Stored data:
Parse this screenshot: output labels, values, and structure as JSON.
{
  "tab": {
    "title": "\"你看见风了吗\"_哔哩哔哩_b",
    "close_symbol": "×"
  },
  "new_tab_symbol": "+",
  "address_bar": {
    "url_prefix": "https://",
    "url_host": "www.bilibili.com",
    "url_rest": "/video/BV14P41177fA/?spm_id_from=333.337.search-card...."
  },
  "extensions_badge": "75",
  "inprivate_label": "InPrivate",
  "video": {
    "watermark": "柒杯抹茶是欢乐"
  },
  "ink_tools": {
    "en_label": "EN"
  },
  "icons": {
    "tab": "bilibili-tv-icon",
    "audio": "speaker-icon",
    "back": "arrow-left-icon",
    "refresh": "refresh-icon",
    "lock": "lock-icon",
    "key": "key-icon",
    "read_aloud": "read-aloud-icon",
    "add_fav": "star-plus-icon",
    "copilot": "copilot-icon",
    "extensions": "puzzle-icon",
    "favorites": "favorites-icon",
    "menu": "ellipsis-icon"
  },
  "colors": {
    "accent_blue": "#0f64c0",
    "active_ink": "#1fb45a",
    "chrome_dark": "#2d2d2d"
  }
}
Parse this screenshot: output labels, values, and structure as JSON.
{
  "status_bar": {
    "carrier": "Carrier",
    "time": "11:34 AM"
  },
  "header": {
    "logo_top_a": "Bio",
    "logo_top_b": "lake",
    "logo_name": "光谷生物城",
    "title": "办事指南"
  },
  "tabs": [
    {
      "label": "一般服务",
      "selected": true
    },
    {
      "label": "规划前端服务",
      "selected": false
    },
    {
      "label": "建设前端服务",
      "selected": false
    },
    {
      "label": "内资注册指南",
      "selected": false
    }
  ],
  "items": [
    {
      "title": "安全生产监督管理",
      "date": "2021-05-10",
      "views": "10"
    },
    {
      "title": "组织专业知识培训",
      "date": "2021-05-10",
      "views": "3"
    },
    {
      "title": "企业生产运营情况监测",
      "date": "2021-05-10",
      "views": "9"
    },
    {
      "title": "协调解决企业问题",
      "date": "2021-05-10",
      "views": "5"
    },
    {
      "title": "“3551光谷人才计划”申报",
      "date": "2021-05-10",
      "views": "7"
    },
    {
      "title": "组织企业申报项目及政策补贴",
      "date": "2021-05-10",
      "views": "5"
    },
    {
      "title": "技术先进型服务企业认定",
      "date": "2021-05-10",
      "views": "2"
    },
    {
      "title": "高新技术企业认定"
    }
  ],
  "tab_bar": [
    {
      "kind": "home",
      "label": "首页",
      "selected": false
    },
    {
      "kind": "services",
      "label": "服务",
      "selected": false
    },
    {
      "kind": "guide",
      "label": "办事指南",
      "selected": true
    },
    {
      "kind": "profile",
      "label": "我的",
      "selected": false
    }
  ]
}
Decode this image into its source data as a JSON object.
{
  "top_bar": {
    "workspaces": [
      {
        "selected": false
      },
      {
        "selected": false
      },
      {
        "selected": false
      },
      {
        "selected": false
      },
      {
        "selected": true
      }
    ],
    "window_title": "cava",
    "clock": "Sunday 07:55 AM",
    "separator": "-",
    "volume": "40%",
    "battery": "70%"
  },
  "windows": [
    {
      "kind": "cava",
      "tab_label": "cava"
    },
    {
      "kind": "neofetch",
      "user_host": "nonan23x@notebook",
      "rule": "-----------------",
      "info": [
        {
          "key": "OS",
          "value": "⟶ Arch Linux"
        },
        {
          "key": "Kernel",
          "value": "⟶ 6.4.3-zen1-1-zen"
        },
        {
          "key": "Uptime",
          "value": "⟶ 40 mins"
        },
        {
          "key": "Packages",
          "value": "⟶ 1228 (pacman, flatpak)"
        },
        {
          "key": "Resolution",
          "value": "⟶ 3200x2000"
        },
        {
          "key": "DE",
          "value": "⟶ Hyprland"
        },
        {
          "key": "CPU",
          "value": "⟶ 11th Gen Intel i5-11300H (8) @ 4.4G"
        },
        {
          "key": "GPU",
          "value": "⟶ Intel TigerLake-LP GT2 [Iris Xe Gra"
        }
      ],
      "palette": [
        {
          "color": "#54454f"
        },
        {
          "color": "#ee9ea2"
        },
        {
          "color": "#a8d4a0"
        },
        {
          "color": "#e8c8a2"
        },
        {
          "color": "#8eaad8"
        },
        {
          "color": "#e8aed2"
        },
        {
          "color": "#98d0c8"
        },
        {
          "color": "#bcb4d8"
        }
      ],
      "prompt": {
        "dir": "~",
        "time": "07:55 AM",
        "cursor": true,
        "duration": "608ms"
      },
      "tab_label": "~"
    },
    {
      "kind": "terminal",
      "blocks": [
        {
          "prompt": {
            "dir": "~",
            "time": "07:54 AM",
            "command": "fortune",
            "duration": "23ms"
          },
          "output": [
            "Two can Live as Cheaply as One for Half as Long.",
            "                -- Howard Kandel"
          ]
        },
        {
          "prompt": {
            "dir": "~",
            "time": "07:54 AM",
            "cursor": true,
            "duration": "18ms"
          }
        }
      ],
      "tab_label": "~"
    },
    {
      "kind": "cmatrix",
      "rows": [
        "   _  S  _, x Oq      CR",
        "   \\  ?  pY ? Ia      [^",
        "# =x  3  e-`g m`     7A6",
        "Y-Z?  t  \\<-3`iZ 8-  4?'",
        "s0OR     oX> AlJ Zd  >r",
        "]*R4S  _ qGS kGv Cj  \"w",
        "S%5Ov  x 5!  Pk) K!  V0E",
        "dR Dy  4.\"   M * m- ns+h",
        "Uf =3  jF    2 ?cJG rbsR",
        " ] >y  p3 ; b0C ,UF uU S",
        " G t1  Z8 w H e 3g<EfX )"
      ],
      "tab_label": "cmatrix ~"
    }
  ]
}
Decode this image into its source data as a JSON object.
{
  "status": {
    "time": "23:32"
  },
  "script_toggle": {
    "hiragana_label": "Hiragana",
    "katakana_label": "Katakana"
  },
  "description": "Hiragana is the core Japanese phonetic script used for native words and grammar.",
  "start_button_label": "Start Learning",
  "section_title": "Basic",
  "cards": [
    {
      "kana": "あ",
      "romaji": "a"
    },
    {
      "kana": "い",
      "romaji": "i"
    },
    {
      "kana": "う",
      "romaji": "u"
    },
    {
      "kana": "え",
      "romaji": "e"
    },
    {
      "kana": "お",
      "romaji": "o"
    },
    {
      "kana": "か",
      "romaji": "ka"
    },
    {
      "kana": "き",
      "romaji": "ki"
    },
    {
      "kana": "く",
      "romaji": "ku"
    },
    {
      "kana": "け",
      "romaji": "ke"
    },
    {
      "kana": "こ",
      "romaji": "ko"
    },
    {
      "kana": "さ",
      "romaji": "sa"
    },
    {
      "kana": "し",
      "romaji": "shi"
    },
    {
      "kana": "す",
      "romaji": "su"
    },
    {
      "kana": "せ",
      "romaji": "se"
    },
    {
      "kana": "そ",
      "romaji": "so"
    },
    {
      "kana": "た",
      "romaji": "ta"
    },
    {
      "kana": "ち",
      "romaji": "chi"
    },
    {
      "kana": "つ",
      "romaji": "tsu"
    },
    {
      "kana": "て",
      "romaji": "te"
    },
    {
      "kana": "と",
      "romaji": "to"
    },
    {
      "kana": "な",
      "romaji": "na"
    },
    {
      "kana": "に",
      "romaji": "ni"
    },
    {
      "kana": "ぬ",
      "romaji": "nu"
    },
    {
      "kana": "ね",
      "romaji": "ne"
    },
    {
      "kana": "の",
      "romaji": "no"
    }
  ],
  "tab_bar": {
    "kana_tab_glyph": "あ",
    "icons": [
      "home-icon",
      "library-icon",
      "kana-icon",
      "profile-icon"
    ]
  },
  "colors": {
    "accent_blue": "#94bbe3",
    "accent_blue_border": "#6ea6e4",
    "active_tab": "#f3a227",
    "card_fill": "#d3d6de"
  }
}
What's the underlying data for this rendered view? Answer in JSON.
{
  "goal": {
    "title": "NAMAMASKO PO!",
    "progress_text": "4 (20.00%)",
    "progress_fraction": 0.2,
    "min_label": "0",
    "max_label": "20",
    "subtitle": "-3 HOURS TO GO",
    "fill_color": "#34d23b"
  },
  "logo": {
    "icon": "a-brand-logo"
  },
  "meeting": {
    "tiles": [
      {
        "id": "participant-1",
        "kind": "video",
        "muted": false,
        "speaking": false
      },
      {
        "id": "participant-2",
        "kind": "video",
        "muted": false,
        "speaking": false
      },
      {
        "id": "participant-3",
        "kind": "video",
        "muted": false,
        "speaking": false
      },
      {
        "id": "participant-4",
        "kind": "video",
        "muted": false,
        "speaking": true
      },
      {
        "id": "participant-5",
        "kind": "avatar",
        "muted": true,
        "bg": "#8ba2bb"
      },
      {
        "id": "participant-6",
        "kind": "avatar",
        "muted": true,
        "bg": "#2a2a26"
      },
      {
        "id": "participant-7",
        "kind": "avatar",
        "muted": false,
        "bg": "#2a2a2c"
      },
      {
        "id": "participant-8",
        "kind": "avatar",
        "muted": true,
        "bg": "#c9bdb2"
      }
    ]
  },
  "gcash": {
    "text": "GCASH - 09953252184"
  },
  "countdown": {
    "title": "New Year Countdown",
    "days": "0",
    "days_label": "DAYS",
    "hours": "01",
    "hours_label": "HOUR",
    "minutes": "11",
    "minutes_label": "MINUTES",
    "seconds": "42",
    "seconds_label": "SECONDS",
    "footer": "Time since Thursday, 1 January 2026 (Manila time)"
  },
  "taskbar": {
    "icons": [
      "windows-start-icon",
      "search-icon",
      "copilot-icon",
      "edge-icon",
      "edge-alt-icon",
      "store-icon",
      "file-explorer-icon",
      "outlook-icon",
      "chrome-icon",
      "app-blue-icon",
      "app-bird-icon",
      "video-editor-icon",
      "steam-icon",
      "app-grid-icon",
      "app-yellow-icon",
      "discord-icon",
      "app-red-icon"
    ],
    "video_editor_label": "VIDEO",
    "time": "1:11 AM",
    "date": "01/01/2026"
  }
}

Task description:
Using the listing above, pull out all lines that hold the word "Intel".

Exercise solution:
          "value": "⟶ 11th Gen Intel i5-11300H (8) @ 4.4G"
          "value": "⟶ Intel TigerLake-LP GT2 [Iris Xe Gra"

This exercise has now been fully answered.